__Do this__. Collect each line of the entries that holds the string "JSON".

__The input__.
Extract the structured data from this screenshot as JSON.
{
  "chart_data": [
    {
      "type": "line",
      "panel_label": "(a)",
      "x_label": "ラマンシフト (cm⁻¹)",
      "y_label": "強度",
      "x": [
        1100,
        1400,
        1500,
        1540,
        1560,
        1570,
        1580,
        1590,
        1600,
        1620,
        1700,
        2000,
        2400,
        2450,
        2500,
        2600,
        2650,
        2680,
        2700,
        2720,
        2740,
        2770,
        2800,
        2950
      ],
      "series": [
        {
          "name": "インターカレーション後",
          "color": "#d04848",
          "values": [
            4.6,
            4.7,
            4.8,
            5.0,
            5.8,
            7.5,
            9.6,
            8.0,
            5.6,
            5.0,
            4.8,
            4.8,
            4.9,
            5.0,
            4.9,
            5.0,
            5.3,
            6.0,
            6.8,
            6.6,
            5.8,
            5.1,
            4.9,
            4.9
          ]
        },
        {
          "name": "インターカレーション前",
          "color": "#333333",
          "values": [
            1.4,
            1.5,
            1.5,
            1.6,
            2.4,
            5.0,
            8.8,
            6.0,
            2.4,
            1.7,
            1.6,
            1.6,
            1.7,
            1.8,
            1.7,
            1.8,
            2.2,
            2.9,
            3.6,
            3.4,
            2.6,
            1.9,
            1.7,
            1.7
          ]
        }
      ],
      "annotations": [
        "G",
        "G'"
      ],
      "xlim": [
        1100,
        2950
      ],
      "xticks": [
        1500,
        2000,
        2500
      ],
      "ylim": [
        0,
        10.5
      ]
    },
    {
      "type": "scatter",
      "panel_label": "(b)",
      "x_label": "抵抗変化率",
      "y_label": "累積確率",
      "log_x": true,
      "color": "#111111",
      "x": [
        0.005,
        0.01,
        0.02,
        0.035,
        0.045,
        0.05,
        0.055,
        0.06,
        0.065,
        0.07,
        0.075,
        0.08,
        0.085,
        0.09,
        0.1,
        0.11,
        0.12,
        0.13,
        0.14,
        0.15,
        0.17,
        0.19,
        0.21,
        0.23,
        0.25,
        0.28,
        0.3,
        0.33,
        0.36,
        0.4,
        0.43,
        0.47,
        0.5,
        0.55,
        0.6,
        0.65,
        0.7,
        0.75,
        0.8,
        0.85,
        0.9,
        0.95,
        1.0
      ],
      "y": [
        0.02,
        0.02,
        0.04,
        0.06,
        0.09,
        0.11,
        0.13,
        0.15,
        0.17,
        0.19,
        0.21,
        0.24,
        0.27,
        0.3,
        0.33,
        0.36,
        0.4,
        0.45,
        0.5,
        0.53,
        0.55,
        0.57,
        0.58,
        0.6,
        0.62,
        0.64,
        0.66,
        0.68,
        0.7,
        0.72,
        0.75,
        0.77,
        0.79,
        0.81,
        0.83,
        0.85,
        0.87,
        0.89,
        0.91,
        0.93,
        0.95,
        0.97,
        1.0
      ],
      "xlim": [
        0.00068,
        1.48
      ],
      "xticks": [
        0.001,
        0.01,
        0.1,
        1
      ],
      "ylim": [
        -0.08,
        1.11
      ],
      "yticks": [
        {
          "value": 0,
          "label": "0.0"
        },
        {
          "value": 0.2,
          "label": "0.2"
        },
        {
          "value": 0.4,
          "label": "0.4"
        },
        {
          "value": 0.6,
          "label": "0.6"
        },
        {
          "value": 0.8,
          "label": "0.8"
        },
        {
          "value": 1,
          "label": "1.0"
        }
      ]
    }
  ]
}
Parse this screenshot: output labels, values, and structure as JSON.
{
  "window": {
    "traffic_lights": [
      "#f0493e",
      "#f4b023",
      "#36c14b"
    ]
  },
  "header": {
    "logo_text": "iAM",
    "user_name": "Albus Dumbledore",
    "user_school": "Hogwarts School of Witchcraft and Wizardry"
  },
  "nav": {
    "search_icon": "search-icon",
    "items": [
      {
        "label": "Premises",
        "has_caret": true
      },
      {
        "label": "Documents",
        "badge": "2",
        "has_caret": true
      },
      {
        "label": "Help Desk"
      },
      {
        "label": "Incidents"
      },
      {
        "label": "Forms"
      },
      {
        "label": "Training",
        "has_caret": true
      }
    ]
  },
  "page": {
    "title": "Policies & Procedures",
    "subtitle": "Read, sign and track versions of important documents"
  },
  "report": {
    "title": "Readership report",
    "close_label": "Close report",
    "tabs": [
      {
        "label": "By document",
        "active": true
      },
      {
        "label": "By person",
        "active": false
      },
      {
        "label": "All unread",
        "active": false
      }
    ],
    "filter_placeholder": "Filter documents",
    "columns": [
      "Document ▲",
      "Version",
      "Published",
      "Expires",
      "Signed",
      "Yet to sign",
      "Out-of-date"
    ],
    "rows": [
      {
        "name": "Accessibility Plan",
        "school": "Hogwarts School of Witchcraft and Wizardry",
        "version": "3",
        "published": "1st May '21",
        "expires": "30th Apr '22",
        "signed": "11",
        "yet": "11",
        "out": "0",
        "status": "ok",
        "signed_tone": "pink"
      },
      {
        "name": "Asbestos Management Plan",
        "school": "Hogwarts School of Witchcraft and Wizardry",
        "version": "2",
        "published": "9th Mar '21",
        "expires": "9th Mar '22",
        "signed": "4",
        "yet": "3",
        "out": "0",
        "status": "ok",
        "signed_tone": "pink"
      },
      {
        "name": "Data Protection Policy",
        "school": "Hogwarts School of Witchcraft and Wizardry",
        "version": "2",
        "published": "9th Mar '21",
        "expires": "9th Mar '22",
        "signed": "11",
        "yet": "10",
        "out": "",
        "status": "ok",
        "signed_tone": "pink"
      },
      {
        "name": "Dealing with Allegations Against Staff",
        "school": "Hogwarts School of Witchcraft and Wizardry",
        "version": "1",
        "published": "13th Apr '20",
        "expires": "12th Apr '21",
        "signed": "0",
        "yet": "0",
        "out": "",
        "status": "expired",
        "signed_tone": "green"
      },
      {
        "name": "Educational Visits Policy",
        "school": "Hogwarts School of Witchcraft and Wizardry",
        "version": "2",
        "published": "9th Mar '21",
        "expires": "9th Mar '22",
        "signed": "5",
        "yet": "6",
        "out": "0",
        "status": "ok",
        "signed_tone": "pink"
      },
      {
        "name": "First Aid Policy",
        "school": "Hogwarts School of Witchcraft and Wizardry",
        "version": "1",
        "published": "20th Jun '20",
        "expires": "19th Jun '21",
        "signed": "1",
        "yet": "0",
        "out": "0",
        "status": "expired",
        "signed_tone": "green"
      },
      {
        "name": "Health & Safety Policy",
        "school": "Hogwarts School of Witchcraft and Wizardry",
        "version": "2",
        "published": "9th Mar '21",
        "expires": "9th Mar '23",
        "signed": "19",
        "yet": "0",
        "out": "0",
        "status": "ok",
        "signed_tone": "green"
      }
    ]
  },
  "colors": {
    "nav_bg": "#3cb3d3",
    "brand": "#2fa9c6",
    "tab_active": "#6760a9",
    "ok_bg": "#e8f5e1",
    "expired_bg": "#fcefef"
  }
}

__Exercise result__.
Extract the structured data from this screenshot as JSON.
Parse this screenshot: output labels, values, and structure as JSON.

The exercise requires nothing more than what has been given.